Using the records below, please work out how many lines contain "title"; answer with the number alone.

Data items
<<<<

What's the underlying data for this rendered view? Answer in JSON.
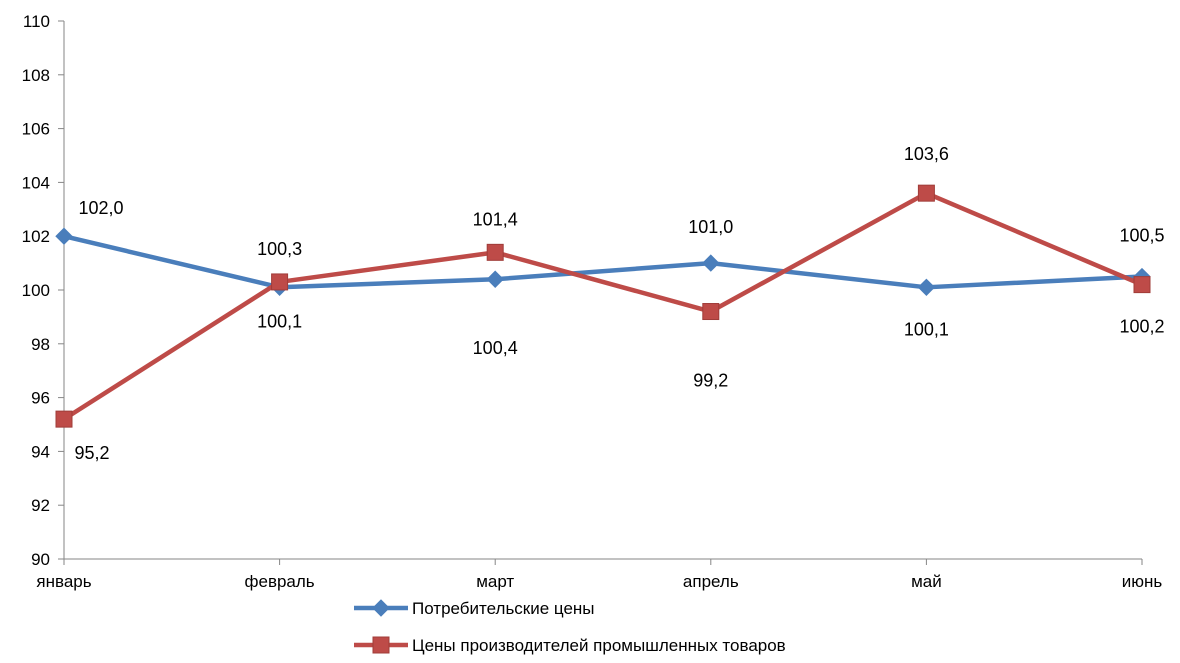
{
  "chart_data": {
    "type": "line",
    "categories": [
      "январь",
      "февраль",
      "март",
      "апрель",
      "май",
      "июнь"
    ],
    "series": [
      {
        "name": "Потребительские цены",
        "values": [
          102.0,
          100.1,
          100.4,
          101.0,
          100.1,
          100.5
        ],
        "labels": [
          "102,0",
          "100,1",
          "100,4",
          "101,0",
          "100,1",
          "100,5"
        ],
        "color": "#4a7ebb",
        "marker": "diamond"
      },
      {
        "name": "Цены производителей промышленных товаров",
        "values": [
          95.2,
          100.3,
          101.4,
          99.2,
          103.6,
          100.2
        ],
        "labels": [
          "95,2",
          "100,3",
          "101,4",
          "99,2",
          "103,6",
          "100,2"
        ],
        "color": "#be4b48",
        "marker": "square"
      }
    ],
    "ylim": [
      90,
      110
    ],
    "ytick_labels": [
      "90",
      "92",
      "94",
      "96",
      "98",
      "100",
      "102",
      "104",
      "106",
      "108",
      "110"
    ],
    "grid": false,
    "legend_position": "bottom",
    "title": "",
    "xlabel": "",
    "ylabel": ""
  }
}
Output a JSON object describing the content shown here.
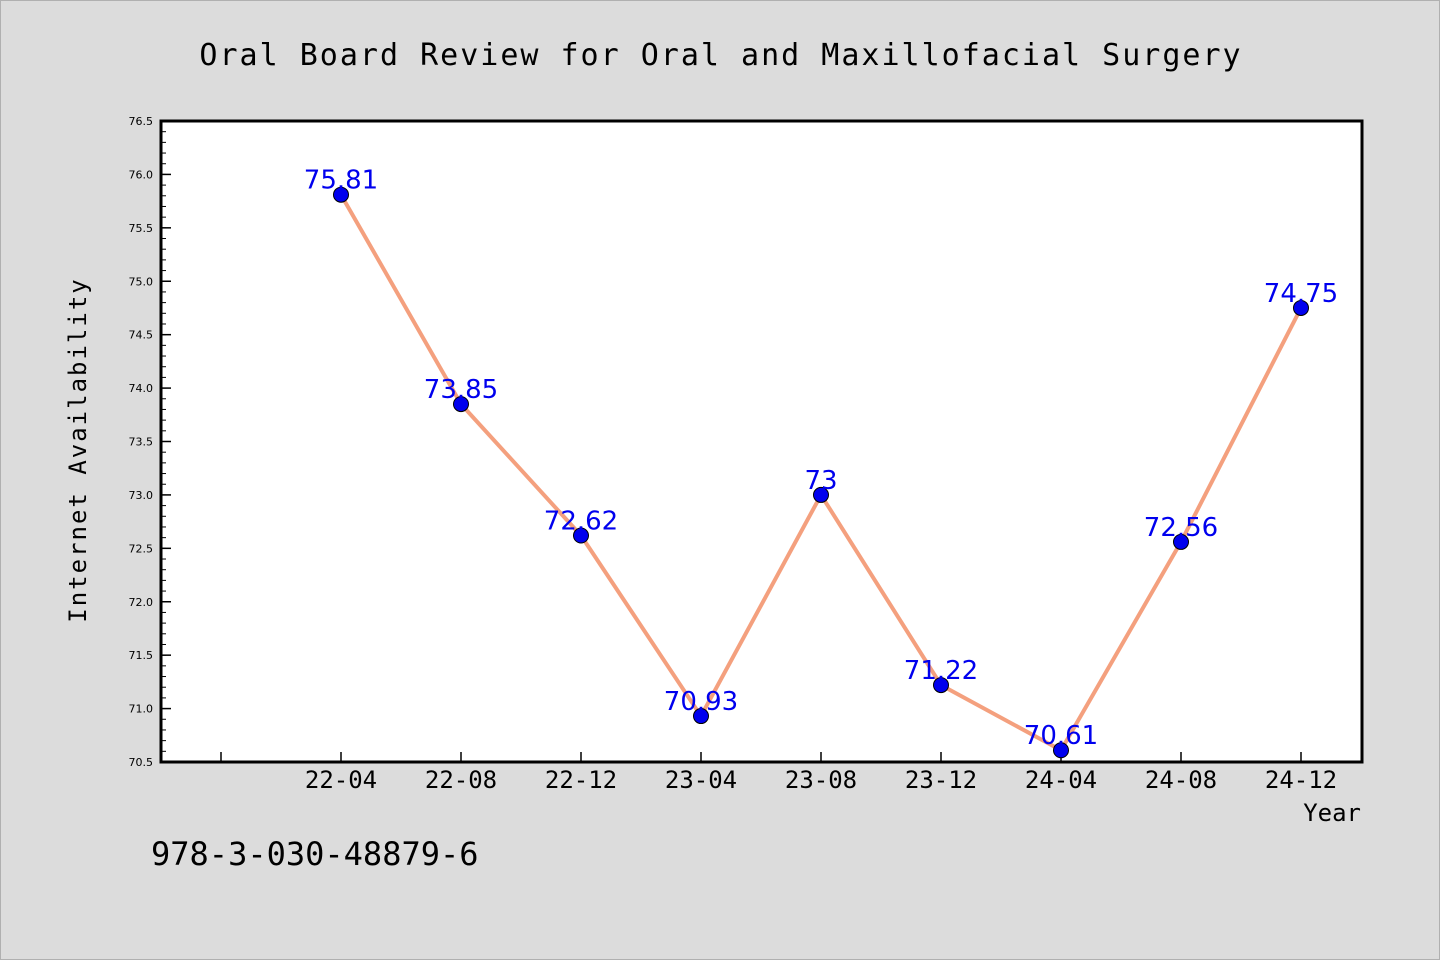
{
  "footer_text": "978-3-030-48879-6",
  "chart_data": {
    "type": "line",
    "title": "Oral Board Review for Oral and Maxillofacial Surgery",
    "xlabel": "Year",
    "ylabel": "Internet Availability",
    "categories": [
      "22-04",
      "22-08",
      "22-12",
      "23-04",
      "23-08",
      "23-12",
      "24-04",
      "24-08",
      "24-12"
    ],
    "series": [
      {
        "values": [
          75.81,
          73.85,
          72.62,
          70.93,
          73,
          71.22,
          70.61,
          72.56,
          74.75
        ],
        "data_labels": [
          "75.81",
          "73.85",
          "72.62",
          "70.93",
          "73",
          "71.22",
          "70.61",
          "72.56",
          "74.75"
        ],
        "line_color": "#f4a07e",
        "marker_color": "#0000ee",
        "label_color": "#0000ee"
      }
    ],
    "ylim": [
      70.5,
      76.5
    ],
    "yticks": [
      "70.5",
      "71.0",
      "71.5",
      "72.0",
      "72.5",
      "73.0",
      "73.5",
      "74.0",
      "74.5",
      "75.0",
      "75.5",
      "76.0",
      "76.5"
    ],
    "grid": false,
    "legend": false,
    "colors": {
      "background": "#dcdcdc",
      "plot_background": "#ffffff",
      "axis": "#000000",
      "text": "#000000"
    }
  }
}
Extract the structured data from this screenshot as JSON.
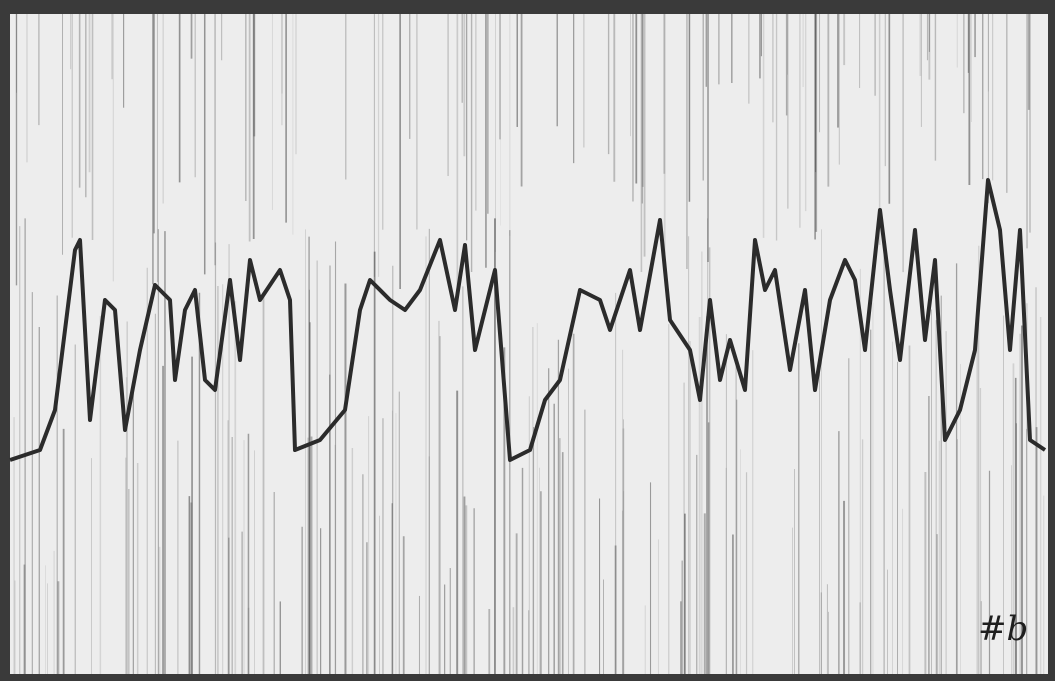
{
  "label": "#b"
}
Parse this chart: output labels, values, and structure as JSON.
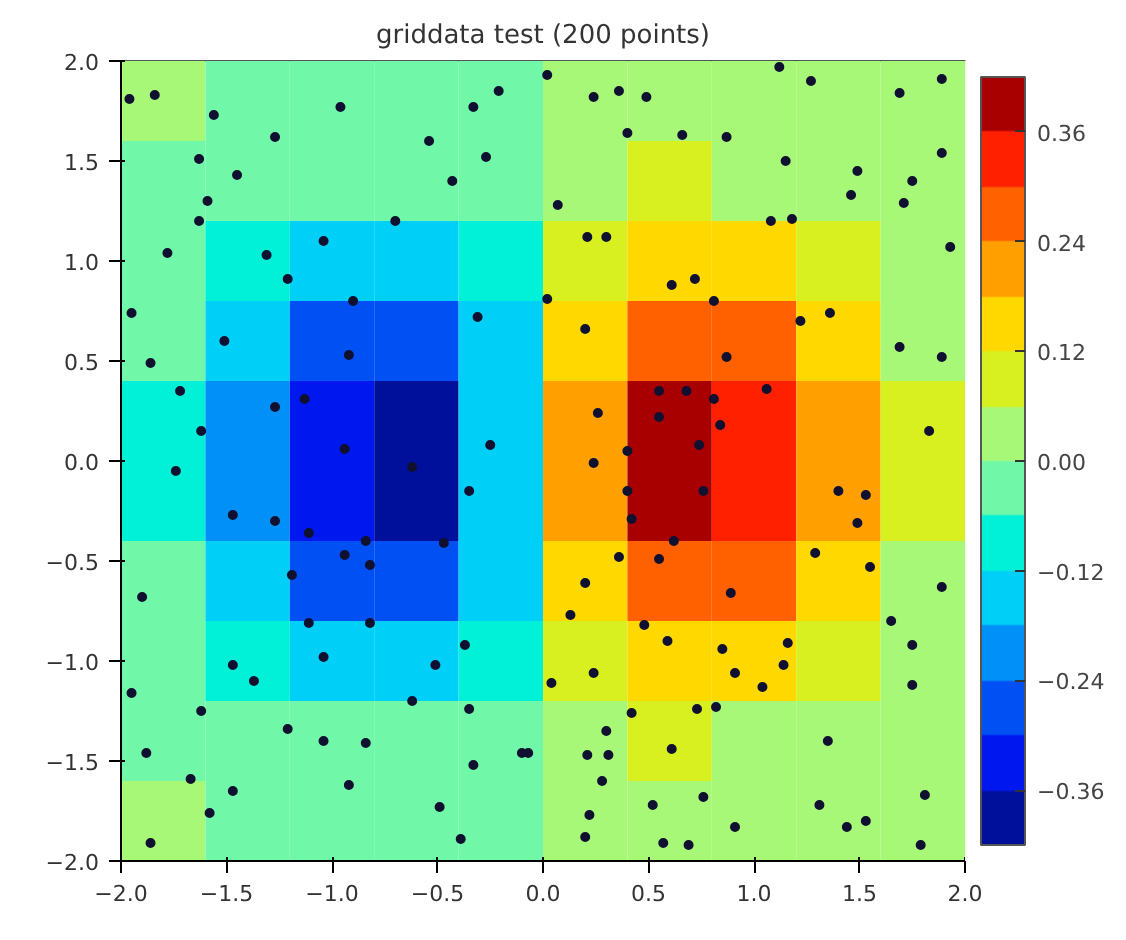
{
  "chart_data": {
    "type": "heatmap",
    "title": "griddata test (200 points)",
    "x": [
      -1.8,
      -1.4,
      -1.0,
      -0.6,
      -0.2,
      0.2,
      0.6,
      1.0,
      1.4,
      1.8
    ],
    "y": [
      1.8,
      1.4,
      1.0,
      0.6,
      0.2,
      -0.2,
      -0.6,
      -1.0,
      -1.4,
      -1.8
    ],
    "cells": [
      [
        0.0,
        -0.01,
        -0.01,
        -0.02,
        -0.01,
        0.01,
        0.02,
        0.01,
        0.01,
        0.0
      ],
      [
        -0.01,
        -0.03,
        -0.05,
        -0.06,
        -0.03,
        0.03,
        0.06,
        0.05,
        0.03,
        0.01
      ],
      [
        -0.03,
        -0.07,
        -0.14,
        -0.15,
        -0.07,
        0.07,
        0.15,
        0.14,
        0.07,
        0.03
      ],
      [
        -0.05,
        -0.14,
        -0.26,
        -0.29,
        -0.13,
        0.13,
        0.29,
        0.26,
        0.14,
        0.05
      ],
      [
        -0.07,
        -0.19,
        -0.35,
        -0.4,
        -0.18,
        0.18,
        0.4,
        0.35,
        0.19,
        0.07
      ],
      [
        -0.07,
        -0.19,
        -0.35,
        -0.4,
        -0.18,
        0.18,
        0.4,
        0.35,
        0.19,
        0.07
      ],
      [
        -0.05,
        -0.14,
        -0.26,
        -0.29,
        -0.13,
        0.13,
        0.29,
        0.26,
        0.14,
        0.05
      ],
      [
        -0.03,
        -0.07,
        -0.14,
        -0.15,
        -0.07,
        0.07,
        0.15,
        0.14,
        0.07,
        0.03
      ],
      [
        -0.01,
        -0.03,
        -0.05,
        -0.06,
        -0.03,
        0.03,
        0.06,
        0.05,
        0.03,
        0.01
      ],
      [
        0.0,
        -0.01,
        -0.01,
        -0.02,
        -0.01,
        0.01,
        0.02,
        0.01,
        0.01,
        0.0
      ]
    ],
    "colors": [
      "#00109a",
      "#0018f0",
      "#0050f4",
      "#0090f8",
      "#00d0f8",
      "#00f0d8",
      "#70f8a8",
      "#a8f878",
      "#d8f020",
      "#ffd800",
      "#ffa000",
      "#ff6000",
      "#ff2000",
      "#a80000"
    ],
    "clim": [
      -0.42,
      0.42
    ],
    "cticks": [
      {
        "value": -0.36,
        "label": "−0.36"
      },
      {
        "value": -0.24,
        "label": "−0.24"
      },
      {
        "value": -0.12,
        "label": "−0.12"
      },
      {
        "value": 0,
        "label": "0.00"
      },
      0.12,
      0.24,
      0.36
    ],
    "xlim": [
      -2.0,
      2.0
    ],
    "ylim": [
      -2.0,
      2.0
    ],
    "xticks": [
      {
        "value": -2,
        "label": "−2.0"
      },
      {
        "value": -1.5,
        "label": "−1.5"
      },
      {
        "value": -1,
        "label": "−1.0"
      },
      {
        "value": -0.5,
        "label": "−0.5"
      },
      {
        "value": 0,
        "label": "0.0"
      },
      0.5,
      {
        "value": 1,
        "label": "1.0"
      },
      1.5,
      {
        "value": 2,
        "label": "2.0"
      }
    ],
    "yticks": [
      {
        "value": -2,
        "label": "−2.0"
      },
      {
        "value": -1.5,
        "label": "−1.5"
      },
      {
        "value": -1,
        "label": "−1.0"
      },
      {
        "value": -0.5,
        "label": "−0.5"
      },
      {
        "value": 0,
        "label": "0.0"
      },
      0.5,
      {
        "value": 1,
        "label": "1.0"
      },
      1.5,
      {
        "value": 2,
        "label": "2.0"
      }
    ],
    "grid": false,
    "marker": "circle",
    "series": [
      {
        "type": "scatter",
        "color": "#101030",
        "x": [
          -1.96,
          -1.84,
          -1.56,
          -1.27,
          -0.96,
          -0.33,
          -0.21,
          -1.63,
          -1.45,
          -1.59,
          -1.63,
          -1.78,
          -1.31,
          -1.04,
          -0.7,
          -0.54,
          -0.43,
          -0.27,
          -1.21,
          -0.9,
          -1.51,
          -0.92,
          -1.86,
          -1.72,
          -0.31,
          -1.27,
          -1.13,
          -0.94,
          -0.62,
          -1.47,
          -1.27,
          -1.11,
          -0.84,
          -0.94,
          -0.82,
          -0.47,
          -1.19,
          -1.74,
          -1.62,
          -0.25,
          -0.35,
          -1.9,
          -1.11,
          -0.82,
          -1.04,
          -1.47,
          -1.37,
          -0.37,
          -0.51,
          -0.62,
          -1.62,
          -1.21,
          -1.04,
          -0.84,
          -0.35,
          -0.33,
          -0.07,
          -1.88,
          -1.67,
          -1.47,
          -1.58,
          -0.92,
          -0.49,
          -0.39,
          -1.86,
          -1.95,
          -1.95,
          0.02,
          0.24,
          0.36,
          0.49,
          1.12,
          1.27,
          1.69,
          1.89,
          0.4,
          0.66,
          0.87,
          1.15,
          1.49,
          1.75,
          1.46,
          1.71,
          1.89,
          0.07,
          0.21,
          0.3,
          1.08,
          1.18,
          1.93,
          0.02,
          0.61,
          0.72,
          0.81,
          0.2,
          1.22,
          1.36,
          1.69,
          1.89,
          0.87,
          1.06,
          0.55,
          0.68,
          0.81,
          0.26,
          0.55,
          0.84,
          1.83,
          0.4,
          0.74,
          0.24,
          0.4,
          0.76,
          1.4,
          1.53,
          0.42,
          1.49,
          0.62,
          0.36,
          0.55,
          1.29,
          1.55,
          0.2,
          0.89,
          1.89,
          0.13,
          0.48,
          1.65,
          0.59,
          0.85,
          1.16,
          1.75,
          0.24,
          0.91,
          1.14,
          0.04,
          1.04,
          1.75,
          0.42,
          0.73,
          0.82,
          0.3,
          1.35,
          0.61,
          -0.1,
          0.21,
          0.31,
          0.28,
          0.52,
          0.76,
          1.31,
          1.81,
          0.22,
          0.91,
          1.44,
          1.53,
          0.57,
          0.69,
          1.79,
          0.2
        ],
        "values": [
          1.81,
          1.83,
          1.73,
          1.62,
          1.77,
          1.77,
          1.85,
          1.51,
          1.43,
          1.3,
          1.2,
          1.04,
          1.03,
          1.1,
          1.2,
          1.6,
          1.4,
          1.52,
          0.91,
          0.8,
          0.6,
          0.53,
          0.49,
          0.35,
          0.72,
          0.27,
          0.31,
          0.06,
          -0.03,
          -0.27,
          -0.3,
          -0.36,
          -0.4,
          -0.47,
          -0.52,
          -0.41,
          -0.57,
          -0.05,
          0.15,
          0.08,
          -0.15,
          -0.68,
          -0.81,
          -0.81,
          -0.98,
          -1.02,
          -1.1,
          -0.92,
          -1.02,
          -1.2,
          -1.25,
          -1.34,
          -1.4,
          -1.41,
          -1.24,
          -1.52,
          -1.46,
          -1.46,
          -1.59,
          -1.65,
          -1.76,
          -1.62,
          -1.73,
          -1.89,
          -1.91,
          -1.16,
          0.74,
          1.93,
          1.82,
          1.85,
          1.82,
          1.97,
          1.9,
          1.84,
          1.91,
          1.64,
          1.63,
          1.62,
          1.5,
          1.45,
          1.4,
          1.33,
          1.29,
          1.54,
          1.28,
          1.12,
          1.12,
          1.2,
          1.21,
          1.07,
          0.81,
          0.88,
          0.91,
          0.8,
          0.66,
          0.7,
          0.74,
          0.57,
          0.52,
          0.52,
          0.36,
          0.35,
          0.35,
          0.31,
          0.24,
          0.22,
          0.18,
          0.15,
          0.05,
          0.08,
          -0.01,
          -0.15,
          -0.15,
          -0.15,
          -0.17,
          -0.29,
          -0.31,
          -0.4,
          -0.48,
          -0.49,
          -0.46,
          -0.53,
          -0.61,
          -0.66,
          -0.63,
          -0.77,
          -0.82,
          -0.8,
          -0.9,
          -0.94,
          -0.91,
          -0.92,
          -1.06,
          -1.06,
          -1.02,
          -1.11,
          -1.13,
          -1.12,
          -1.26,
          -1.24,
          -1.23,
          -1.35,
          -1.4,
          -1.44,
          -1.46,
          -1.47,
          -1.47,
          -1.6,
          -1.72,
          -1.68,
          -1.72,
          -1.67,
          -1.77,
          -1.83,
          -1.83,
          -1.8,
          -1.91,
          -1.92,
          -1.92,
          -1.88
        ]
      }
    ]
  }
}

>>>>

*Finished exercise*. 3